* Begin Exercise inputs *

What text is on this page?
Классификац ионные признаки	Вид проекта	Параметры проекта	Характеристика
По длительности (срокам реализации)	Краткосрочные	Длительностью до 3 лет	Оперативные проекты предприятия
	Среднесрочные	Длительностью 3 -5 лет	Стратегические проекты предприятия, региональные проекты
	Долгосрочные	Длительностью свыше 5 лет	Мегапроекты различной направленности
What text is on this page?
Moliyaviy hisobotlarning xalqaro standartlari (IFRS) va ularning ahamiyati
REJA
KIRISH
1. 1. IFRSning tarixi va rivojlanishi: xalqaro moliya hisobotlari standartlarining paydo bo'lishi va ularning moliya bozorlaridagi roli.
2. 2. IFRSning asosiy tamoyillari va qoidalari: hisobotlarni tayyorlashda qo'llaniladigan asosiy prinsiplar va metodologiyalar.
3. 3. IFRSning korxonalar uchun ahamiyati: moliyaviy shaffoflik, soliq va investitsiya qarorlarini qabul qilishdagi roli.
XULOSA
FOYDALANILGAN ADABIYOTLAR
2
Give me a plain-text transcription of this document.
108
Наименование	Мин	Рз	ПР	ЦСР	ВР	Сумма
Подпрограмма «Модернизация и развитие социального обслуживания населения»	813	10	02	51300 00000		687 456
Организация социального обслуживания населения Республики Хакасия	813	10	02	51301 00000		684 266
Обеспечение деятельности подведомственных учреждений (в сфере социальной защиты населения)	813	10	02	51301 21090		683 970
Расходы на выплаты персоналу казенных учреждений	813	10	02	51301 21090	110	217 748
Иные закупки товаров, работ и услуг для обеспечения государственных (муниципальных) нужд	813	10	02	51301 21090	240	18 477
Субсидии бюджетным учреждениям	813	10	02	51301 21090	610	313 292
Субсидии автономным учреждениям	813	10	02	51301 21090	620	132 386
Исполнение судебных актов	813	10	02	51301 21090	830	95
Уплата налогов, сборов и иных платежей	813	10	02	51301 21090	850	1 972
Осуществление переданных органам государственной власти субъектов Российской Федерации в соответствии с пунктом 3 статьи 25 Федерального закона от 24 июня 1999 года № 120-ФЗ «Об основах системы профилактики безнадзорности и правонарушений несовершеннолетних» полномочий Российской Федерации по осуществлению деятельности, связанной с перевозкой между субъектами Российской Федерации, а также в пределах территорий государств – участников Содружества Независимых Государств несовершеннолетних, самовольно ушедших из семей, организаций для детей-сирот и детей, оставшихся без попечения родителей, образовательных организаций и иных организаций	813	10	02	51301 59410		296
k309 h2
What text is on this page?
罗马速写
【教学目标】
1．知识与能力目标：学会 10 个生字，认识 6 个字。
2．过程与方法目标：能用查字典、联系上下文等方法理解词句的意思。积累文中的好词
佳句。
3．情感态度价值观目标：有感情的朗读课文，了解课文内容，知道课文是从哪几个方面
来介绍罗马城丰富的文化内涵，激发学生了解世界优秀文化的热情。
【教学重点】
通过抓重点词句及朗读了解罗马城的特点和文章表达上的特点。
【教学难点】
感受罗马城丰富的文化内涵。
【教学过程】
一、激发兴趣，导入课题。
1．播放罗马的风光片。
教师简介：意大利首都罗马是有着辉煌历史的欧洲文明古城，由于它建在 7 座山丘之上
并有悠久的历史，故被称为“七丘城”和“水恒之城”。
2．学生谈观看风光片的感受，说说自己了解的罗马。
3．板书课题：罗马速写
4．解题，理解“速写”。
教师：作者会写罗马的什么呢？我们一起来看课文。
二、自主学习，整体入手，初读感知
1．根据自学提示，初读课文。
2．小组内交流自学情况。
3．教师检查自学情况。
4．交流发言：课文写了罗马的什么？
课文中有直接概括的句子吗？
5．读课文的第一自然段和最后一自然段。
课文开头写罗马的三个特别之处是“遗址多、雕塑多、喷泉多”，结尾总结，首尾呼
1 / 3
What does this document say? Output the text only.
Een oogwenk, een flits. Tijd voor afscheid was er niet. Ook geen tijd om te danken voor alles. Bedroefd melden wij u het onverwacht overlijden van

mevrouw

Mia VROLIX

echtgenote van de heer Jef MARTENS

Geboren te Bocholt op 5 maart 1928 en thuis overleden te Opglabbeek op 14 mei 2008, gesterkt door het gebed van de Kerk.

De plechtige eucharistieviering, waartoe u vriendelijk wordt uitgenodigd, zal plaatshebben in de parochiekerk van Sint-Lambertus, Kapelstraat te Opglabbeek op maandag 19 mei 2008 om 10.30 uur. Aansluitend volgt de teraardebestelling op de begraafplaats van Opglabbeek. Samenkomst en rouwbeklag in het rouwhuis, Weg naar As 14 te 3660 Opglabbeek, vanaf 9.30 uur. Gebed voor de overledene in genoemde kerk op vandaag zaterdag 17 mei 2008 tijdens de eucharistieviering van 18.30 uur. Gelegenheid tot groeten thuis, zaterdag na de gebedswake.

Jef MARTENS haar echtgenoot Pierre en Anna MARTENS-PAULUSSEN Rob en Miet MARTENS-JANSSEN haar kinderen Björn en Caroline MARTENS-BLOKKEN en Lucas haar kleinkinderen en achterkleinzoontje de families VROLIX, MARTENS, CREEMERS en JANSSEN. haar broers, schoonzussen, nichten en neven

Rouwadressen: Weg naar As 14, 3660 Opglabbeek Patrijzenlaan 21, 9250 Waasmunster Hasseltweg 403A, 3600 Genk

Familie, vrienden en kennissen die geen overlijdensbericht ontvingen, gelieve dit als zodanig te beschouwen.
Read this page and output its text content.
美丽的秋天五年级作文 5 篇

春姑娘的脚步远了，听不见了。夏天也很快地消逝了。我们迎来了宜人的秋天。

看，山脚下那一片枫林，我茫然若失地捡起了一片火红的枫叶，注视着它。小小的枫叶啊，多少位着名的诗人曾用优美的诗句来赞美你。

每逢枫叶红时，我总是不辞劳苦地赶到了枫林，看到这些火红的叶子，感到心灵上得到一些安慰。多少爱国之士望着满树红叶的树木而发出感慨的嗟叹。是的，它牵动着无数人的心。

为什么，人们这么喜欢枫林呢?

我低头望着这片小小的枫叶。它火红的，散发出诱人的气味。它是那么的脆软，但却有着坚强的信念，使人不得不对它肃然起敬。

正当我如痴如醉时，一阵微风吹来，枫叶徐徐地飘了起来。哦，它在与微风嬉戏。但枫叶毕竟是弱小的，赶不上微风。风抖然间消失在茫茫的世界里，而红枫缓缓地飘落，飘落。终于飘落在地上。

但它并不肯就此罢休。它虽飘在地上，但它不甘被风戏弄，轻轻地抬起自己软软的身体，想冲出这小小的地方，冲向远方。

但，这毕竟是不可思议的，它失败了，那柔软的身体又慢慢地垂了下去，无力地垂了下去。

* End Exercise inputs *

(Set task): In the entries above, identify every line with the word "населения". Copy those lines.

(Response for this exercise):
Подпрограмма «Модернизация и развитие социального обслуживания населения»	813	10	02	51300 00000		687 456
Организация социального обслуживания населения Республики Хакасия	813	10	02	51301 00000		684 266
Обеспечение деятельности подведомственных учреждений (в сфере социальной защиты населения)	813	10	02	51301 21090		683 970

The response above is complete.